▶ WHAT TO DO
Every entry below must be repeated exactly; skip the pictures.

▶ GIVEN DATA
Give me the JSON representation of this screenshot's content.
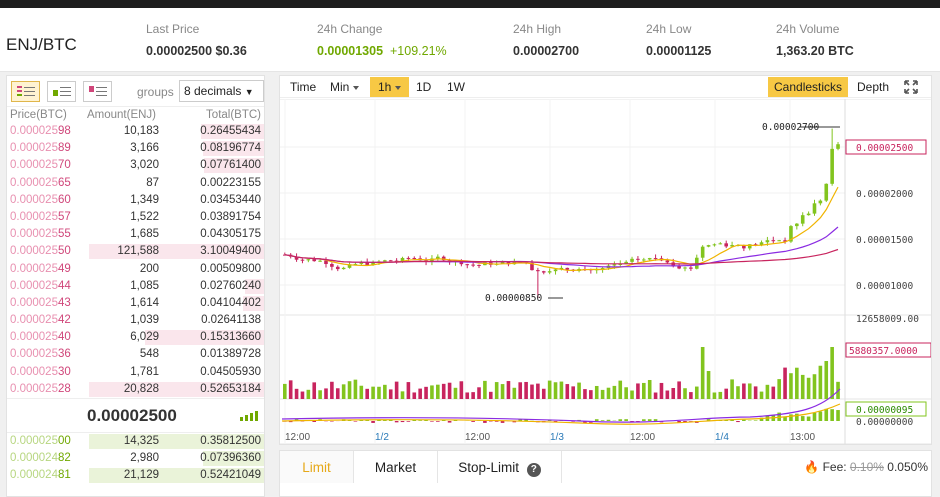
{
  "pair": "ENJ/BTC",
  "stats": [
    {
      "label": "Last Price",
      "value": "0.00002500",
      "extra": "$0.36"
    },
    {
      "label": "24h Change",
      "value": "0.00001305",
      "extra": "+109.21%"
    },
    {
      "label": "24h High",
      "value": "0.00002700"
    },
    {
      "label": "24h Low",
      "value": "0.00001125"
    },
    {
      "label": "24h Volume",
      "value": "1,363.20 BTC"
    }
  ],
  "book": {
    "groups_label": "groups",
    "decimals": "8 decimals",
    "cols": {
      "price": "Price(BTC)",
      "amount": "Amount(ENJ)",
      "total": "Total(BTC)"
    },
    "asks": [
      {
        "p1": "0.000025",
        "p2": "98",
        "amt": "10,183",
        "tot": "0.26455434",
        "w": 0.36
      },
      {
        "p1": "0.000025",
        "p2": "89",
        "amt": "3,166",
        "tot": "0.08196774",
        "w": 0.35
      },
      {
        "p1": "0.000025",
        "p2": "70",
        "amt": "3,020",
        "tot": "0.07761400",
        "w": 0.34
      },
      {
        "p1": "0.000025",
        "p2": "65",
        "amt": "87",
        "tot": "0.00223155",
        "w": 0
      },
      {
        "p1": "0.000025",
        "p2": "60",
        "amt": "1,349",
        "tot": "0.03453440",
        "w": 0
      },
      {
        "p1": "0.000025",
        "p2": "57",
        "amt": "1,522",
        "tot": "0.03891754",
        "w": 0
      },
      {
        "p1": "0.000025",
        "p2": "55",
        "amt": "1,685",
        "tot": "0.04305175",
        "w": 0
      },
      {
        "p1": "0.000025",
        "p2": "50",
        "amt": "121,588",
        "tot": "3.10049400",
        "w": 1
      },
      {
        "p1": "0.000025",
        "p2": "49",
        "amt": "200",
        "tot": "0.00509800",
        "w": 0
      },
      {
        "p1": "0.000025",
        "p2": "44",
        "amt": "1,085",
        "tot": "0.02760240",
        "w": 0.11
      },
      {
        "p1": "0.000025",
        "p2": "43",
        "amt": "1,614",
        "tot": "0.04104402",
        "w": 0.12
      },
      {
        "p1": "0.000025",
        "p2": "42",
        "amt": "1,039",
        "tot": "0.02641138",
        "w": 0
      },
      {
        "p1": "0.000025",
        "p2": "40",
        "amt": "6,029",
        "tot": "0.15313660",
        "w": 0.68
      },
      {
        "p1": "0.000025",
        "p2": "36",
        "amt": "548",
        "tot": "0.01389728",
        "w": 0
      },
      {
        "p1": "0.000025",
        "p2": "30",
        "amt": "1,781",
        "tot": "0.04505930",
        "w": 0
      },
      {
        "p1": "0.000025",
        "p2": "28",
        "amt": "20,828",
        "tot": "0.52653184",
        "w": 1
      }
    ],
    "last": "0.00002500",
    "bids": [
      {
        "p1": "0.000025",
        "p2": "00",
        "amt": "14,325",
        "tot": "0.35812500",
        "w": 1
      },
      {
        "p1": "0.000024",
        "p2": "82",
        "amt": "2,980",
        "tot": "0.07396360",
        "w": 0.35
      },
      {
        "p1": "0.000024",
        "p2": "81",
        "amt": "21,129",
        "tot": "0.52421049",
        "w": 1
      }
    ]
  },
  "chart": {
    "tools": {
      "time": "Time",
      "min": "Min",
      "interval": "1h",
      "d": "1D",
      "w": "1W",
      "candles": "Candlesticks",
      "depth": "Depth"
    },
    "price_labels": [
      "0.00002500",
      "0.00002000",
      "0.00001500",
      "0.00001000"
    ],
    "high_label": "0.00002700",
    "low_label": "0.00000850",
    "vol_labels": [
      "12658009.00",
      "5880357.0000"
    ],
    "ind_labels": [
      "0.00000095",
      "0.00000000"
    ],
    "x_labels": [
      "12:00",
      "1/2",
      "12:00",
      "1/3",
      "12:00",
      "1/4",
      "13:00"
    ]
  },
  "order": {
    "tabs": [
      "Limit",
      "Market",
      "Stop-Limit"
    ],
    "fee_label": "Fee:",
    "fee_old": "0.10%",
    "fee_new": "0.050%"
  }
}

▶ SOLUTION TO THIS EXERCISE
Give me the JSON representation of this screenshot's content.
{
  "pair": "ENJ/BTC",
  "stats": [
    {
      "label": "Last Price",
      "value": "0.00002500",
      "extra": "$0.36"
    },
    {
      "label": "24h Change",
      "value": "0.00001305",
      "extra": "+109.21%"
    },
    {
      "label": "24h High",
      "value": "0.00002700"
    },
    {
      "label": "24h Low",
      "value": "0.00001125"
    },
    {
      "label": "24h Volume",
      "value": "1,363.20 BTC"
    }
  ],
  "book": {
    "groups_label": "groups",
    "decimals": "8 decimals",
    "cols": {
      "price": "Price(BTC)",
      "amount": "Amount(ENJ)",
      "total": "Total(BTC)"
    },
    "asks": [
      {
        "p1": "0.000025",
        "p2": "98",
        "amt": "10,183",
        "tot": "0.26455434",
        "w": 0.36
      },
      {
        "p1": "0.000025",
        "p2": "89",
        "amt": "3,166",
        "tot": "0.08196774",
        "w": 0.35
      },
      {
        "p1": "0.000025",
        "p2": "70",
        "amt": "3,020",
        "tot": "0.07761400",
        "w": 0.34
      },
      {
        "p1": "0.000025",
        "p2": "65",
        "amt": "87",
        "tot": "0.00223155",
        "w": 0
      },
      {
        "p1": "0.000025",
        "p2": "60",
        "amt": "1,349",
        "tot": "0.03453440",
        "w": 0
      },
      {
        "p1": "0.000025",
        "p2": "57",
        "amt": "1,522",
        "tot": "0.03891754",
        "w": 0
      },
      {
        "p1": "0.000025",
        "p2": "55",
        "amt": "1,685",
        "tot": "0.04305175",
        "w": 0
      },
      {
        "p1": "0.000025",
        "p2": "50",
        "amt": "121,588",
        "tot": "3.10049400",
        "w": 1
      },
      {
        "p1": "0.000025",
        "p2": "49",
        "amt": "200",
        "tot": "0.00509800",
        "w": 0
      },
      {
        "p1": "0.000025",
        "p2": "44",
        "amt": "1,085",
        "tot": "0.02760240",
        "w": 0.11
      },
      {
        "p1": "0.000025",
        "p2": "43",
        "amt": "1,614",
        "tot": "0.04104402",
        "w": 0.12
      },
      {
        "p1": "0.000025",
        "p2": "42",
        "amt": "1,039",
        "tot": "0.02641138",
        "w": 0
      },
      {
        "p1": "0.000025",
        "p2": "40",
        "amt": "6,029",
        "tot": "0.15313660",
        "w": 0.68
      },
      {
        "p1": "0.000025",
        "p2": "36",
        "amt": "548",
        "tot": "0.01389728",
        "w": 0
      },
      {
        "p1": "0.000025",
        "p2": "30",
        "amt": "1,781",
        "tot": "0.04505930",
        "w": 0
      },
      {
        "p1": "0.000025",
        "p2": "28",
        "amt": "20,828",
        "tot": "0.52653184",
        "w": 1
      }
    ],
    "last": "0.00002500",
    "bids": [
      {
        "p1": "0.000025",
        "p2": "00",
        "amt": "14,325",
        "tot": "0.35812500",
        "w": 1
      },
      {
        "p1": "0.000024",
        "p2": "82",
        "amt": "2,980",
        "tot": "0.07396360",
        "w": 0.35
      },
      {
        "p1": "0.000024",
        "p2": "81",
        "amt": "21,129",
        "tot": "0.52421049",
        "w": 1
      }
    ]
  },
  "chart": {
    "tools": {
      "time": "Time",
      "min": "Min",
      "interval": "1h",
      "d": "1D",
      "w": "1W",
      "candles": "Candlesticks",
      "depth": "Depth"
    },
    "price_labels": [
      "0.00002500",
      "0.00002000",
      "0.00001500",
      "0.00001000"
    ],
    "high_label": "0.00002700",
    "low_label": "0.00000850",
    "vol_labels": [
      "12658009.00",
      "5880357.0000"
    ],
    "ind_labels": [
      "0.00000095",
      "0.00000000"
    ],
    "x_labels": [
      "12:00",
      "1/2",
      "12:00",
      "1/3",
      "12:00",
      "1/4",
      "13:00"
    ]
  },
  "order": {
    "tabs": [
      "Limit",
      "Market",
      "Stop-Limit"
    ],
    "fee_label": "Fee:",
    "fee_old": "0.10%",
    "fee_new": "0.050%"
  }
}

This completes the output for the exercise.